Task: Copy out each line of the material in which the word "enabled" appears.

Information shown:
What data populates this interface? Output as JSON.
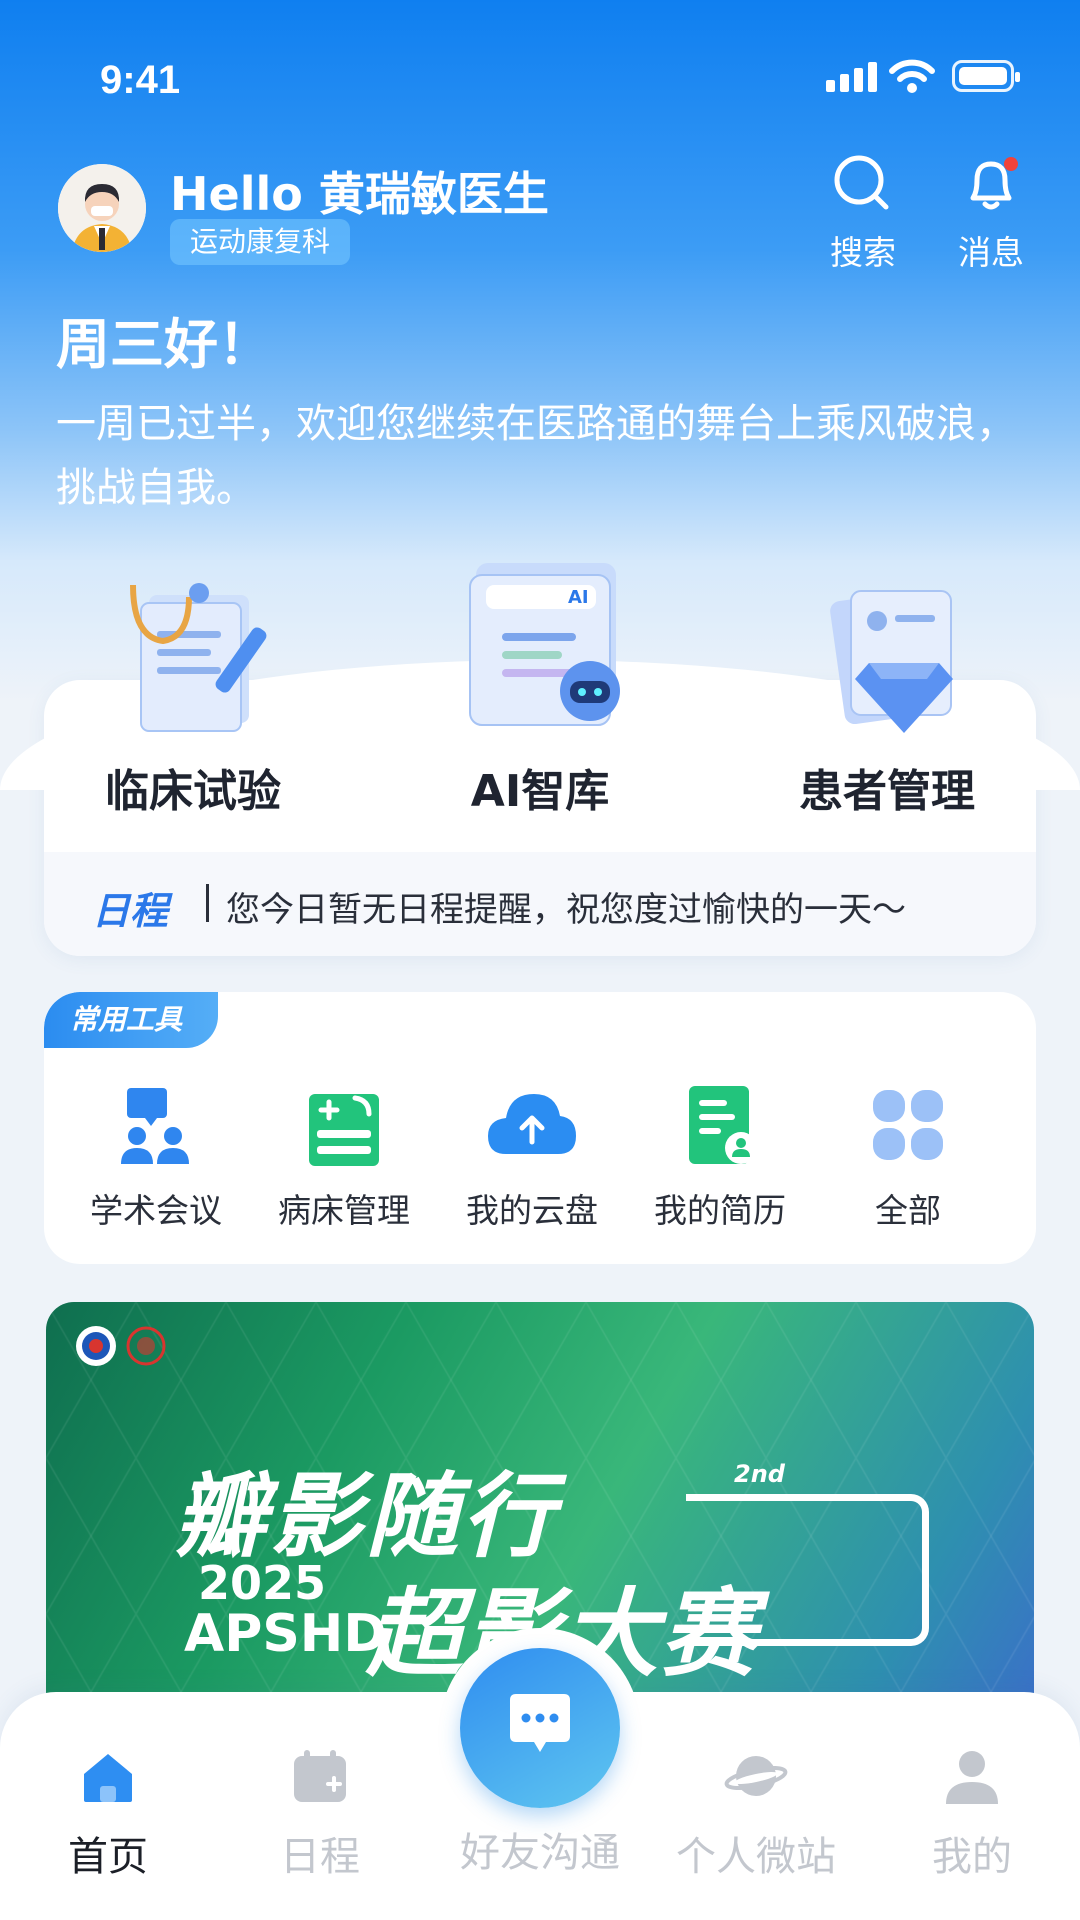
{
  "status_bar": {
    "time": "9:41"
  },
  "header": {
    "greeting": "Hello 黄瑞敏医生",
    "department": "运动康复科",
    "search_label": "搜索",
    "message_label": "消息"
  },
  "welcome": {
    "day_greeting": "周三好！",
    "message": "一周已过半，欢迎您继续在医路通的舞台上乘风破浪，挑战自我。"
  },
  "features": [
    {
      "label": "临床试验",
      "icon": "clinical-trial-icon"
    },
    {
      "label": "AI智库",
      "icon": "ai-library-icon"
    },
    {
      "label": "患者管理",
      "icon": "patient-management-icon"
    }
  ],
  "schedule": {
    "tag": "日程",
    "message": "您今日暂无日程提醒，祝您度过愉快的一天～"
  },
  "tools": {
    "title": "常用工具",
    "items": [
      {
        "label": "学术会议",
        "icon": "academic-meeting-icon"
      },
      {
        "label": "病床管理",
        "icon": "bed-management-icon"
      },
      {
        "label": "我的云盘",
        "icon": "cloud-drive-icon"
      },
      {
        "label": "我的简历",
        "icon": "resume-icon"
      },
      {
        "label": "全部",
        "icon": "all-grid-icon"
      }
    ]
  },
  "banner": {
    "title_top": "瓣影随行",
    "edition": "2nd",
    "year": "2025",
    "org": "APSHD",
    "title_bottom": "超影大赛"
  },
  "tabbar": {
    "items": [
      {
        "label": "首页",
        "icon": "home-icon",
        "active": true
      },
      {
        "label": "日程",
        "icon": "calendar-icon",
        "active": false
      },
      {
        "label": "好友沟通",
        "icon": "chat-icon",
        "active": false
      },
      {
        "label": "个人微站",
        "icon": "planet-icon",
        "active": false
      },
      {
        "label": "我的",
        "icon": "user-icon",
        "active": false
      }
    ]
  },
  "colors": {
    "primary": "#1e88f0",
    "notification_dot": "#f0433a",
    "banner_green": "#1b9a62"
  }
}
* * *
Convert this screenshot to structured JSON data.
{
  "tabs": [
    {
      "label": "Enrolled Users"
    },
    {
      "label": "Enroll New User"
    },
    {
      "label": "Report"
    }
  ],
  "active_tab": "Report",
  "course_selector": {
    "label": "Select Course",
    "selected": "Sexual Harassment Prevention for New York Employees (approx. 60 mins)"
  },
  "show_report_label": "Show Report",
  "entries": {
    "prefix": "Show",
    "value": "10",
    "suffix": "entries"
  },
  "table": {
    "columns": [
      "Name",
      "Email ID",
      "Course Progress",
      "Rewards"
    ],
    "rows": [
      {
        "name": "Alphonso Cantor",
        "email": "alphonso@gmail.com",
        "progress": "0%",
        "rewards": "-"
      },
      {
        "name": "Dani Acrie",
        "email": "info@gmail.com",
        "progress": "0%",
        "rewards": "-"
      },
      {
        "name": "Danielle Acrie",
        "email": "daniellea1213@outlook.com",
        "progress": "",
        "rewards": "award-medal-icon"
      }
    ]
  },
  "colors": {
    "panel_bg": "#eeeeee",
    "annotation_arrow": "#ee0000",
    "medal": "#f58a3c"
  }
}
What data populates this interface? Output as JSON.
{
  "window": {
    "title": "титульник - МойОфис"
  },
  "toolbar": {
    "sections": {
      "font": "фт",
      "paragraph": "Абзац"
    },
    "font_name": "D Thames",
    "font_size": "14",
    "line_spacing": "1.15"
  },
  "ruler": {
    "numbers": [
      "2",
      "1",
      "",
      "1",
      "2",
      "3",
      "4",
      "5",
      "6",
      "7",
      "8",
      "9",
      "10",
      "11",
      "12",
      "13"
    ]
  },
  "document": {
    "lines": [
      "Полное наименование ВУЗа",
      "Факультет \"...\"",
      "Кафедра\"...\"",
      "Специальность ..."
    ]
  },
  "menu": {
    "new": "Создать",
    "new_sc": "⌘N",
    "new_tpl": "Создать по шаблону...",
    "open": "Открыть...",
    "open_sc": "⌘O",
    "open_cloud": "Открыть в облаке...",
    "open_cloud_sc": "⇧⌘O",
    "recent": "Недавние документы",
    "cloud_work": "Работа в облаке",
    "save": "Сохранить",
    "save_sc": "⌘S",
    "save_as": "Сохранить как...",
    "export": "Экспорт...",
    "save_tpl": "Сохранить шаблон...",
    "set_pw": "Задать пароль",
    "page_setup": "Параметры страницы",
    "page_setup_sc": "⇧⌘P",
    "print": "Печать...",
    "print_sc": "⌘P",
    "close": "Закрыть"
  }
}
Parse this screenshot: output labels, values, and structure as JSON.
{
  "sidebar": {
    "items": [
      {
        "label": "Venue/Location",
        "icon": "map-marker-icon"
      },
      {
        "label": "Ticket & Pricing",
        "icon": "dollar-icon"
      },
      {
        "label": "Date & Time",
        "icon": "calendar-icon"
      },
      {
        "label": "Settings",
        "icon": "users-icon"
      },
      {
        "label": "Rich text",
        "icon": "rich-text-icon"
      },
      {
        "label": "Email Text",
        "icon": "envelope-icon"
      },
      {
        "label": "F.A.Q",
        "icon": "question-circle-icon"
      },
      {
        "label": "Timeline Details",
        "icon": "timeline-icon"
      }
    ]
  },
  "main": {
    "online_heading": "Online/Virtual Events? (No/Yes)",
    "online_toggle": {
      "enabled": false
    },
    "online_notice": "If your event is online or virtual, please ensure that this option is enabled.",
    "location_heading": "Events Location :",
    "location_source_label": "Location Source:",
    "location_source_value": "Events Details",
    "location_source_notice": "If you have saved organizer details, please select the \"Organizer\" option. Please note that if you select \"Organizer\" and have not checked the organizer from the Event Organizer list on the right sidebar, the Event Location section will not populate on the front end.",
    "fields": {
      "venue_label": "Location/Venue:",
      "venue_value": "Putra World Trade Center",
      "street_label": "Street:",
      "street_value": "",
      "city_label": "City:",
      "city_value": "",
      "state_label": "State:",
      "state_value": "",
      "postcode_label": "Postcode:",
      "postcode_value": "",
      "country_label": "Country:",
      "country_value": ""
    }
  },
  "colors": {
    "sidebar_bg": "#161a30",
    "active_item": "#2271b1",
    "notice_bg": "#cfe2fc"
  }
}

Output:
      "enabled": false
    "online_notice": "If your event is online or virtual, please ensure that this option is enabled.",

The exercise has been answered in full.